• **Work request 1**
Condense the paragraph in the radiology text that begins "3. Commoditization" into a short bulleted list that keeps its main facts.
• **Work request 2**
Carry the radiology text forward from its final sentence.

2. Bad job market: Ask any radiology resident, and he or she will tell you there are simply no jobs available in the field. Confusion around reimbursement and the radiologist’s role in health care has prompted many practices and departments to freeze any hiring efforts. Less job opportunity is already equating to fewer medical students pursuing radiology as a specialty, and existing resident morale is at an all-time low, he said.

3. Commoditization: In recent years, rather than focus on all the work associated with diagnostic imaging — the pre-, intra-, and post-service — radiology has placed the greatest emphasis in image interpretation. And hospitals and referring physicians have followed suit, giving the profession the reputation for being a commodity rather than an integral specialty. Many facilities now outsource their image reading to the lowest bidder, and many insurance companies now steer patients to facilities that offer services at the lowest cost.

4. Teleradiology companies: Although shifting night reads initially seemed like a good idea, corporate teleradiology companies are now expanding beyond nighthawk work. Many are now stealing hospital contracts away from local radiology practices, promising to offer high-quality care at reduced cost.

5. Medically-inappropriate imaging: CMS and other health care agencies now estimate that 35 percent of all imaging studies conducted are unnecessary and don’t contribute to diagnosis. A major reason for this is self-referral, non-radiologists who purchase scanning equipment in order to perform studies without sending a patient to an outside radiology practice. In many cases, the physicians are practicing defensive medicine, but they lack the proper skills to correctly interpret studies.

While these challenges are significant, said Vijay Rao, MD, chair of radiology at Jefferson Medical College at Thomas Jefferson University, there are many strategies at your disposal to reverse these trends.

1. “Take back the night”: Don’t outsource to teleradiology companies, and don’t work for them. Instead, find a way to bring night reads back into your practice.

2. Consolidate: If your practice is too small to handle night reads alone, consider merging with a larger group or multiple groups. This move can also increase your ability to offer subspecialty services. Mega-groups, she said, will likely be very common in the future of radiology.

• **Data excerpts**
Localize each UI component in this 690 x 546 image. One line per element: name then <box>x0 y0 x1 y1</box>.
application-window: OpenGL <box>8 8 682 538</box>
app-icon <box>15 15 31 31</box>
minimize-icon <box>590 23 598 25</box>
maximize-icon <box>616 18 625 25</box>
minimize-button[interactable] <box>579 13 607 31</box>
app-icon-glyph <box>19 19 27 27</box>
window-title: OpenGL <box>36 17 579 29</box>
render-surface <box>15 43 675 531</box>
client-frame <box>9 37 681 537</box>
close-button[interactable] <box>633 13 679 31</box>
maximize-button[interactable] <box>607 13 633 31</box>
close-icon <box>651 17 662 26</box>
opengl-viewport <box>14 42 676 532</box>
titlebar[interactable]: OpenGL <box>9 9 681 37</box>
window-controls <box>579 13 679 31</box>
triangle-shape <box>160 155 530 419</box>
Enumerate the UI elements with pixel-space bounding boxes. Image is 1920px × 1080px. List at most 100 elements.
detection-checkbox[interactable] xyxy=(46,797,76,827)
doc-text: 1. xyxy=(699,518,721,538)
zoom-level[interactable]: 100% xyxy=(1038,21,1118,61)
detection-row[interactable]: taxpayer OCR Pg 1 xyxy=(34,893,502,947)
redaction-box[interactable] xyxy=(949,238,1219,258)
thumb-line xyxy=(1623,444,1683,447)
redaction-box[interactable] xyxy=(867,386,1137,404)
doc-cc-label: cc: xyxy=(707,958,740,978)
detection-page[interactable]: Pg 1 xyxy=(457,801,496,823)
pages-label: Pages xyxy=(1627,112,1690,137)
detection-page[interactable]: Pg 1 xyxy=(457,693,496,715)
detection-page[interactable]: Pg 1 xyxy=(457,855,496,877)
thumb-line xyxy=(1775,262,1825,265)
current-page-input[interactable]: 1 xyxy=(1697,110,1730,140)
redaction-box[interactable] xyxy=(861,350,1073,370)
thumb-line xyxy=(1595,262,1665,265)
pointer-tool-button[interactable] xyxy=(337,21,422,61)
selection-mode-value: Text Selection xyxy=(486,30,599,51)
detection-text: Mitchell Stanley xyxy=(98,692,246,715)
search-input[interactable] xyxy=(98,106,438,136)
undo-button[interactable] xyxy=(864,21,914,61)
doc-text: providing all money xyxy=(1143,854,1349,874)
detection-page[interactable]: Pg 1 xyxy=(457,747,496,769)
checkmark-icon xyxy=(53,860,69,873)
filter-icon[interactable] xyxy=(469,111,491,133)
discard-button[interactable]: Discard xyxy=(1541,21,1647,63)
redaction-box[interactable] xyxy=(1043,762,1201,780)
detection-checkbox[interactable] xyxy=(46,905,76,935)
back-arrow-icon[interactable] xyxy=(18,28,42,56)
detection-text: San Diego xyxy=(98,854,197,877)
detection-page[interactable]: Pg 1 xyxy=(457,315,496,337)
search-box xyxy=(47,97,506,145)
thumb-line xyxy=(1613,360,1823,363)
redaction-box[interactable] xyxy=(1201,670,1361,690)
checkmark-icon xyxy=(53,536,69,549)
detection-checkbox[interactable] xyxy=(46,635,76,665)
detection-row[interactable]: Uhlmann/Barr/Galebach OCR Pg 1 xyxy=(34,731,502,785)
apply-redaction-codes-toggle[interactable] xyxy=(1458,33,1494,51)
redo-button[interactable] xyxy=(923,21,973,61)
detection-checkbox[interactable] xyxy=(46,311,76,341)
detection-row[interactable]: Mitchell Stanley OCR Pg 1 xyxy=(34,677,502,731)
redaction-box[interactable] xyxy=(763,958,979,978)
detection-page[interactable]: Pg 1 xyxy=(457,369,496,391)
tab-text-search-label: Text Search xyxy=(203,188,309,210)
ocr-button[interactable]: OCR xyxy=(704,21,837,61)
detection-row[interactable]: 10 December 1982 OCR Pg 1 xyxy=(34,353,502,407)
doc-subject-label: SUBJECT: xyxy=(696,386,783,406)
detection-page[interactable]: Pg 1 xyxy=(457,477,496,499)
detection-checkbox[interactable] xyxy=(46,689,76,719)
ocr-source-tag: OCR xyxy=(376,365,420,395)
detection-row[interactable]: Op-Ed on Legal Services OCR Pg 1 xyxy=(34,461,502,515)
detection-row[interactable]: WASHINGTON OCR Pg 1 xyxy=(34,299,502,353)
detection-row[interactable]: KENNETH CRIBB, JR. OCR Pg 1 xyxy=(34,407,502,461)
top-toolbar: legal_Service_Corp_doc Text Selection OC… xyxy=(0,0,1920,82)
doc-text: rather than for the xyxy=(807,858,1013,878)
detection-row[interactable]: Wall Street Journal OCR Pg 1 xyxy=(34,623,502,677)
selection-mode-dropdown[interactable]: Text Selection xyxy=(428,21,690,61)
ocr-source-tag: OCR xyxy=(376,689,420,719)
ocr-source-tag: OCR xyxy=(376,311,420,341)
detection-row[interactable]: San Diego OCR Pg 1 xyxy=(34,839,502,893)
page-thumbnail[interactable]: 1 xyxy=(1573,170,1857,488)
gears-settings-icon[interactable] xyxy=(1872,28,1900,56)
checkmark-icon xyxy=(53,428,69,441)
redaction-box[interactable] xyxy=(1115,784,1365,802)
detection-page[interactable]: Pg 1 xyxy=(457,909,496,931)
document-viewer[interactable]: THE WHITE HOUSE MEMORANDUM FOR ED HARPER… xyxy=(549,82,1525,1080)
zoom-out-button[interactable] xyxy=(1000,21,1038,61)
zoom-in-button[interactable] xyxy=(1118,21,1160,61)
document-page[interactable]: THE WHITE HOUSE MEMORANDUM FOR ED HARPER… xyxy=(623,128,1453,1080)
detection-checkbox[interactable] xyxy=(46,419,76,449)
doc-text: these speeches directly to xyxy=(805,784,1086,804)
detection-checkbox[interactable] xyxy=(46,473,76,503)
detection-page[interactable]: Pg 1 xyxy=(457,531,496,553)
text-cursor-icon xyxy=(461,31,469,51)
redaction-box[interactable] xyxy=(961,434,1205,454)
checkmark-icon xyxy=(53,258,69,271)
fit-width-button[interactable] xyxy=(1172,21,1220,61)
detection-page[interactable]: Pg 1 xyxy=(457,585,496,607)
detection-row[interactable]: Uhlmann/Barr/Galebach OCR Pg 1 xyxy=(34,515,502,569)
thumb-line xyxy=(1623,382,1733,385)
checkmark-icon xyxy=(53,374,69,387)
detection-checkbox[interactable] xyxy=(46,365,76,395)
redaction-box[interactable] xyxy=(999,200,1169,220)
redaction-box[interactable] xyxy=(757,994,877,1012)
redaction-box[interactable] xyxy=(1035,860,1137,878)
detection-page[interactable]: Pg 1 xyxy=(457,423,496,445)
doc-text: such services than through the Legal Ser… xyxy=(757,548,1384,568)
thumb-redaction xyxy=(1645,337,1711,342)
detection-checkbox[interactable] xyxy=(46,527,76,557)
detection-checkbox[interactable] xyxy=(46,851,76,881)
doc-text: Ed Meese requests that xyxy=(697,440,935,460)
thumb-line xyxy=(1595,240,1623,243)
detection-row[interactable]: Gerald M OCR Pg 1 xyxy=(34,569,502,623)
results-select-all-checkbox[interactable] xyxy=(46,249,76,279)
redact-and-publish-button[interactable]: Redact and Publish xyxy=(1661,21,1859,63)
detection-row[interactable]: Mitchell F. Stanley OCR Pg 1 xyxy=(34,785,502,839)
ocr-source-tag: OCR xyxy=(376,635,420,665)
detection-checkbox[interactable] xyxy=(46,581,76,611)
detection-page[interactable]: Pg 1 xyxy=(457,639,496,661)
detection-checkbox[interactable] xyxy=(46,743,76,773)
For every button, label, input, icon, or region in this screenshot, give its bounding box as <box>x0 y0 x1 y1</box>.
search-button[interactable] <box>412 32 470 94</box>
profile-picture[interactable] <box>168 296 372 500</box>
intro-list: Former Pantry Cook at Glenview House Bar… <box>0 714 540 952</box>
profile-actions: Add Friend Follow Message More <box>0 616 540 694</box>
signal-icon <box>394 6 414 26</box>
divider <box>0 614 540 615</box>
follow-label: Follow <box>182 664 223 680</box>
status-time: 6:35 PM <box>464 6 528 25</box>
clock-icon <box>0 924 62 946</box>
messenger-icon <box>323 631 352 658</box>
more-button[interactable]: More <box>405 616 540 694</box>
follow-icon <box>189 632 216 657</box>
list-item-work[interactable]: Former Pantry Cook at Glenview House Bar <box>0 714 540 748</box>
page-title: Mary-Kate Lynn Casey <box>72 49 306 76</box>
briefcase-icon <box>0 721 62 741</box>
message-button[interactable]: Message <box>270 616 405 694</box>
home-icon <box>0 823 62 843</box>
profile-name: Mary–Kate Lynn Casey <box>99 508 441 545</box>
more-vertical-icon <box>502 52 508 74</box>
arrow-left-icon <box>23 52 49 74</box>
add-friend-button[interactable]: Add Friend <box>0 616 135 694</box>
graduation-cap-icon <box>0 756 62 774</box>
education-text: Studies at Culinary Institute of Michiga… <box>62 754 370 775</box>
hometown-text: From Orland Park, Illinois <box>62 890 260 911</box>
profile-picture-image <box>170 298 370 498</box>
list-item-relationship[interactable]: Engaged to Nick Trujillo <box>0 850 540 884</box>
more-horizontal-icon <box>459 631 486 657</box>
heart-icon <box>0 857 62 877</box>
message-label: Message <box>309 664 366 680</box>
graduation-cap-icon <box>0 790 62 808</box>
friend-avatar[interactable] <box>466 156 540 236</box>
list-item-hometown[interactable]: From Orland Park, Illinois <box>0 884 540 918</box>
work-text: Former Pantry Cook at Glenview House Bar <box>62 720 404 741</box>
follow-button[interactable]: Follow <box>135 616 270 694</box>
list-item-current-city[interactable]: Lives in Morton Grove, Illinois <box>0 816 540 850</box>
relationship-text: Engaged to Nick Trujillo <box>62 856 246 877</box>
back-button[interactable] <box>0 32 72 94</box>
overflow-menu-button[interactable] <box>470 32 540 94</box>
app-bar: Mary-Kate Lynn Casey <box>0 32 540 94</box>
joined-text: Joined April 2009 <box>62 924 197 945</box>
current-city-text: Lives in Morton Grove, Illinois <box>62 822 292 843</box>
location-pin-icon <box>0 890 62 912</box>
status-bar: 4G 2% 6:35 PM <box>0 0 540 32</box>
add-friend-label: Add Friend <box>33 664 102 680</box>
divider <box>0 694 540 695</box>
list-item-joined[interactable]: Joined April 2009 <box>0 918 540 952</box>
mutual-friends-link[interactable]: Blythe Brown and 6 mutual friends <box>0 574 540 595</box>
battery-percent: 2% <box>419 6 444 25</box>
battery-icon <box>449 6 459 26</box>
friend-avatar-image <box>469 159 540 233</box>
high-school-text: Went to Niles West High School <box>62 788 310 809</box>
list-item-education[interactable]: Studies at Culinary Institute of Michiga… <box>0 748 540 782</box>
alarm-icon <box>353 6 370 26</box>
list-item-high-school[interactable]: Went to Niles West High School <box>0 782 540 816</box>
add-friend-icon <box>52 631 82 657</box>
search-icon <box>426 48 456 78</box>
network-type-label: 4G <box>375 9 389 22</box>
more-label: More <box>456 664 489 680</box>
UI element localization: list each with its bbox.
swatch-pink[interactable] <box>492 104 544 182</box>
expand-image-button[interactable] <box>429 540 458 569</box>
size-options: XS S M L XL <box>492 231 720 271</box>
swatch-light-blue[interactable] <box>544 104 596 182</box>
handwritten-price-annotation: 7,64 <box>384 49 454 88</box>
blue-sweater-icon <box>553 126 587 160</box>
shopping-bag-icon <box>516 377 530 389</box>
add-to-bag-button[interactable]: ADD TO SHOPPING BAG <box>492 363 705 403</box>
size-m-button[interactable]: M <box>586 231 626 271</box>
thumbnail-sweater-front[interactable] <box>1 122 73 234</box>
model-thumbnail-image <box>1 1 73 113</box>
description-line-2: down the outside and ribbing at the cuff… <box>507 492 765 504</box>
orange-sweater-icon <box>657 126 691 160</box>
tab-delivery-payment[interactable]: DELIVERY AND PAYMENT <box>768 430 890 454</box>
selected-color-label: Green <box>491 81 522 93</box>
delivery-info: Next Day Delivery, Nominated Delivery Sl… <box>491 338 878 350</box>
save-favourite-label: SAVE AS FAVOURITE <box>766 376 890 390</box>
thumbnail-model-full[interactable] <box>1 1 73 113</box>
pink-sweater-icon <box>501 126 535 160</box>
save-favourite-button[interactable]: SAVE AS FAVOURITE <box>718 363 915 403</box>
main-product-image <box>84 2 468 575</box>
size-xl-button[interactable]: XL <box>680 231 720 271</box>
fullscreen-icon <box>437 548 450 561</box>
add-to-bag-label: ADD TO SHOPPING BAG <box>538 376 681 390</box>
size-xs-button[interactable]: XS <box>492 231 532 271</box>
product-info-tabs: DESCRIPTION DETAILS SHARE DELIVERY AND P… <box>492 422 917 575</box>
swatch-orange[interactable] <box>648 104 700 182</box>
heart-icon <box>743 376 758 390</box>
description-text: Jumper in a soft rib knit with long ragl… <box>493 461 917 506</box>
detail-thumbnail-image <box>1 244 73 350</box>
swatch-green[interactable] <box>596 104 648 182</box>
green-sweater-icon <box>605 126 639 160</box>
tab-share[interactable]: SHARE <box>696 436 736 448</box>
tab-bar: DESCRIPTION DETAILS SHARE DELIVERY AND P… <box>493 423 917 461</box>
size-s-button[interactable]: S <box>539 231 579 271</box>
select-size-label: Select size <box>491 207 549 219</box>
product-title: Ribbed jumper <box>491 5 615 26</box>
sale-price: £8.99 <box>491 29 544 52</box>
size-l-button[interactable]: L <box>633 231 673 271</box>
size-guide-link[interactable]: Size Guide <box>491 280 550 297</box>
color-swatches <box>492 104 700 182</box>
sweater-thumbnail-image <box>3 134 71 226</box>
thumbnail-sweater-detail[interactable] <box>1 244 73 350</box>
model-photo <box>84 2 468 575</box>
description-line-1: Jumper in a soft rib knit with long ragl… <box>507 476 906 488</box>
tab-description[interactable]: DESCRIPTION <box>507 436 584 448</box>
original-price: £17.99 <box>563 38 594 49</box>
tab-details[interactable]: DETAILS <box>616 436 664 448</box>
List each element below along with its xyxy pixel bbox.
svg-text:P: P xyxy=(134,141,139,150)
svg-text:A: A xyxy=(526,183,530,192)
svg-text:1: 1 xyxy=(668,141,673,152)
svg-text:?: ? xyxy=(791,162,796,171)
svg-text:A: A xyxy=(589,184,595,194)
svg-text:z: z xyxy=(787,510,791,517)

• **Exercise answer 1**
- In recent years, radiology has focused mainly on image interpretation rather than on all the pre-, intra-, and post-service work of diagnostic imaging.
- Hospitals and referring physicians have followed suit, so the profession is seen as a commodity rather than an integral specialty.
- Many facilities now outsource image reading to the lowest bidder.
- Many insurance companies now steer patients to the lowest-cost facilities.

• **Exercise answer 2**
3. Affiliate: Free-standing practices are vulnerable under the new models of care. Contract with a hospital or a larger multi-specialty group. You could even consider becoming a hospital employee. Any of these decisions would help protect your revenue.

4. Build bridges: Work on your relationships with hospital administration and become more active in hospital management structure and culture. Currently, most of these relationships are strained, Rao said, but you can nurture them by serving on committees, getting involved with quality and safety measures, or participating in strategic planning or marketing efforts. Jumping into the hospital culture will show that radiologists add value.

5. Manage your department: Don’t be afraid to take on more responsibility for your department’s management; Hospital administration is generally amenable to letting you do this, and you could get paid for it. Create financial targets and propose getting a portion of the savings if you meet the goal. The more you show administrators you’re a team player and can help control costs, the less likely you are to lose out to a teleradiology company, she said.

6. Control image utilization, even if it hurts: Do everything you can to make hospital leadership understand the importance of order entry and decision support systems. It might take money out of your pocket, but it’s the right thing to do for patients, Rao said. As with department management, work on an arrangement where your department and the hospital split the cost savings from reduced imaging equally.